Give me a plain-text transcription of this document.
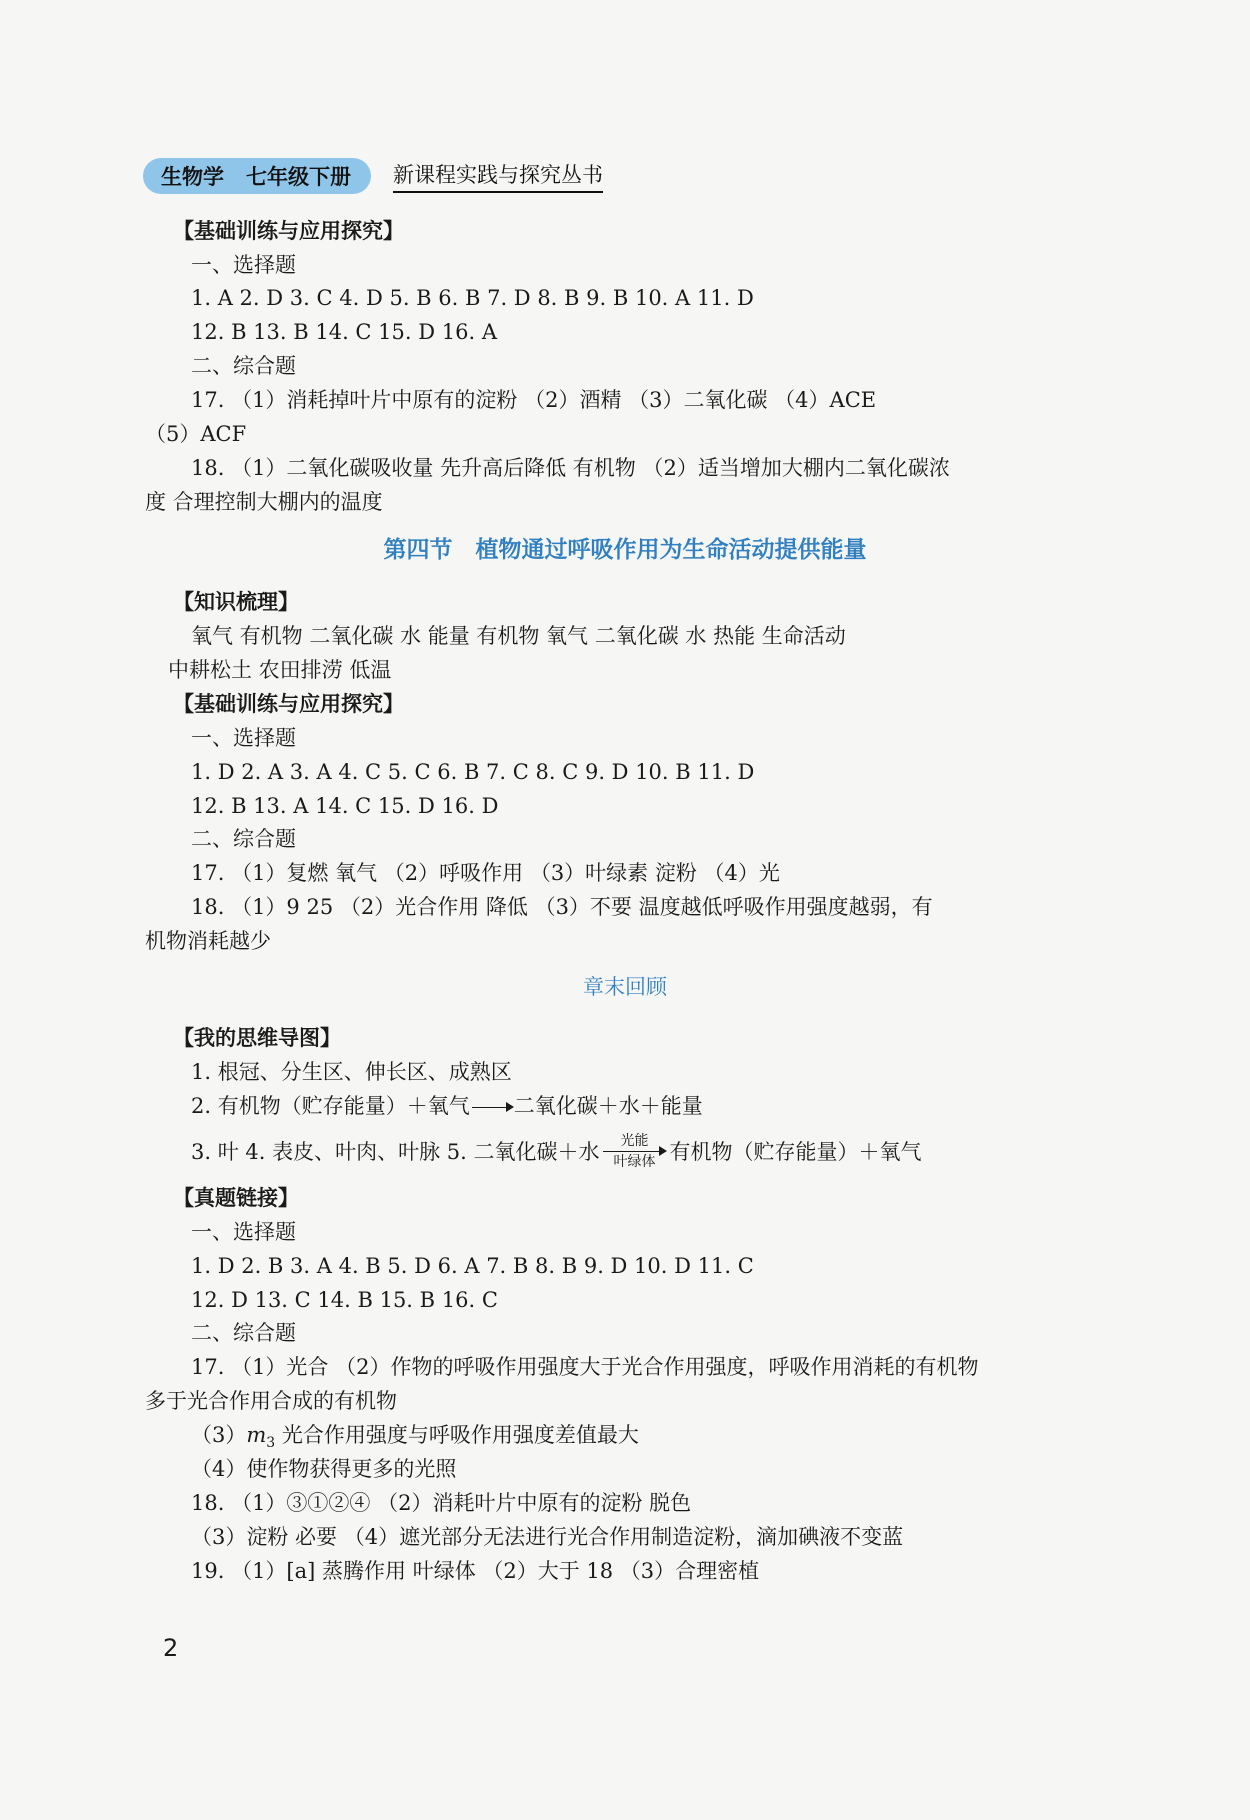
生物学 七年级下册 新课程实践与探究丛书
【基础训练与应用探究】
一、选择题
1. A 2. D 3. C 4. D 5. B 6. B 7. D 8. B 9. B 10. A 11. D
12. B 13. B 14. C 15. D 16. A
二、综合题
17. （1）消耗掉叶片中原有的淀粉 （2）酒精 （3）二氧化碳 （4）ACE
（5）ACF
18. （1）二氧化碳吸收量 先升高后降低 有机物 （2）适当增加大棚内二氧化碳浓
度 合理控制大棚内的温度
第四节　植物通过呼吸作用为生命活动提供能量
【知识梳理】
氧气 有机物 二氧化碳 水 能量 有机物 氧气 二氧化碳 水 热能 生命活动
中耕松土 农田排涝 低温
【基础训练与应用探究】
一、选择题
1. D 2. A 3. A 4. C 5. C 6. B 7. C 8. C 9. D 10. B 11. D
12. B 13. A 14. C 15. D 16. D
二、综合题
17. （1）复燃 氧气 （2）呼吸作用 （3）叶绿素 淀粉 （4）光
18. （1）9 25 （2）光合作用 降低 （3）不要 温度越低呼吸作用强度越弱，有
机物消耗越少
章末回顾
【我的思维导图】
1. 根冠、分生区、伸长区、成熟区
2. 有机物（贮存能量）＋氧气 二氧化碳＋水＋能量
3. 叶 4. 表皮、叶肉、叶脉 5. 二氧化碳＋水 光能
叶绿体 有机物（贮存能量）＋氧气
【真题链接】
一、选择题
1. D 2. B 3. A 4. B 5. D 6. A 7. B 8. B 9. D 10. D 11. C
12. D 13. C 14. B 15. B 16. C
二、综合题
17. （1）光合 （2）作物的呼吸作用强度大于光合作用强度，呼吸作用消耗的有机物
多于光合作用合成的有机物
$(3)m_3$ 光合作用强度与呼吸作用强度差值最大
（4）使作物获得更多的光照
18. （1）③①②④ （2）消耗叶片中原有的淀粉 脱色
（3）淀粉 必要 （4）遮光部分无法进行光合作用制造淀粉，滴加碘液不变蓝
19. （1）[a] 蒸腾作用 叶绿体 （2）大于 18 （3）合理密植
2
━━━━━━━━━━━━━━━━
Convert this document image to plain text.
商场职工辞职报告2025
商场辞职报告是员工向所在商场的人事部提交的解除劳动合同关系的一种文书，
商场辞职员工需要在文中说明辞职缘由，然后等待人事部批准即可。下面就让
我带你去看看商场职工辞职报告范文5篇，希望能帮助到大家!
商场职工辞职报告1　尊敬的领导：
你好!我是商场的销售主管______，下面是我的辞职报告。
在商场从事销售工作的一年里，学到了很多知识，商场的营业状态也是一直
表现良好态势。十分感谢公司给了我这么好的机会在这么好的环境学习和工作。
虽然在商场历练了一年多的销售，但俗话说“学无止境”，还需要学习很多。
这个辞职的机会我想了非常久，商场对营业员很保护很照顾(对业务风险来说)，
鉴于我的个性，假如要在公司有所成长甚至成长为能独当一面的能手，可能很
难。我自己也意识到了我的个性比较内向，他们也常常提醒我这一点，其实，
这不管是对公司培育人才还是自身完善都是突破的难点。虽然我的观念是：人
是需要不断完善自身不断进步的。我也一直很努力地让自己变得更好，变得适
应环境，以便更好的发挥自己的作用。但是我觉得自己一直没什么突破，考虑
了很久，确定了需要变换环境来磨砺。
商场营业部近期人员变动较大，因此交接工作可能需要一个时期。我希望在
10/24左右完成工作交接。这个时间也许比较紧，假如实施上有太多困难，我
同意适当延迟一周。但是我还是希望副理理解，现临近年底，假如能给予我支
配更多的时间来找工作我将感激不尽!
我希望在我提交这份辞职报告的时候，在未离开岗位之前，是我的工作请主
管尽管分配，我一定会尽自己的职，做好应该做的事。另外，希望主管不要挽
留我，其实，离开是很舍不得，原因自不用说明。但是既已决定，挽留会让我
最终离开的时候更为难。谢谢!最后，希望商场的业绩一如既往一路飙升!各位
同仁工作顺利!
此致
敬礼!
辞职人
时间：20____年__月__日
━━━━━━━━━━━━━━━━
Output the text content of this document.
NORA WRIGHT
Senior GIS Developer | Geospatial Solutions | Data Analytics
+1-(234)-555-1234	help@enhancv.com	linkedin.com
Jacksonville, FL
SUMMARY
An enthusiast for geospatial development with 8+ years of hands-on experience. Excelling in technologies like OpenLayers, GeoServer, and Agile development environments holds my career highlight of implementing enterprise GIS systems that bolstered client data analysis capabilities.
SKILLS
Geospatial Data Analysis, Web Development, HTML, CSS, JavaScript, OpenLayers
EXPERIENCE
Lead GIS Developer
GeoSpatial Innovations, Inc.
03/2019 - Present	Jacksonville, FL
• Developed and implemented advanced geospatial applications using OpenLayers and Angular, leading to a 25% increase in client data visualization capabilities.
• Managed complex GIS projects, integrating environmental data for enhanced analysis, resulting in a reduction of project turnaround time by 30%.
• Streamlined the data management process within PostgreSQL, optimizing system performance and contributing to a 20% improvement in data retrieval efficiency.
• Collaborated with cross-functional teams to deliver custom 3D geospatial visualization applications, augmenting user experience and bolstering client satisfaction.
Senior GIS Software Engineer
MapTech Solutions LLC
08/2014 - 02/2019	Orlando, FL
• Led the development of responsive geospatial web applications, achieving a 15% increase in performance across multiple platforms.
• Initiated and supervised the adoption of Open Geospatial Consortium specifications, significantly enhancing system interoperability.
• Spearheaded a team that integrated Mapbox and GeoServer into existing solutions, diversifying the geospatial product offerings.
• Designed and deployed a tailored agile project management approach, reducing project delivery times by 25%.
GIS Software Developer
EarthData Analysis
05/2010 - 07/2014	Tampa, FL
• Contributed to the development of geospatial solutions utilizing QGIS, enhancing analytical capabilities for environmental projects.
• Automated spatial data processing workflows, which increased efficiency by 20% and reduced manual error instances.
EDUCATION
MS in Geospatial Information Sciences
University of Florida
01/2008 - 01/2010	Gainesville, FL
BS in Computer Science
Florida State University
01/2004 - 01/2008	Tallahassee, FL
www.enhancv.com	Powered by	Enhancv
━━━━━━━━━━━━━━━━
What to do
For each line of the entries that includes "University", show that line.

Task answer
University of Florida
Florida State University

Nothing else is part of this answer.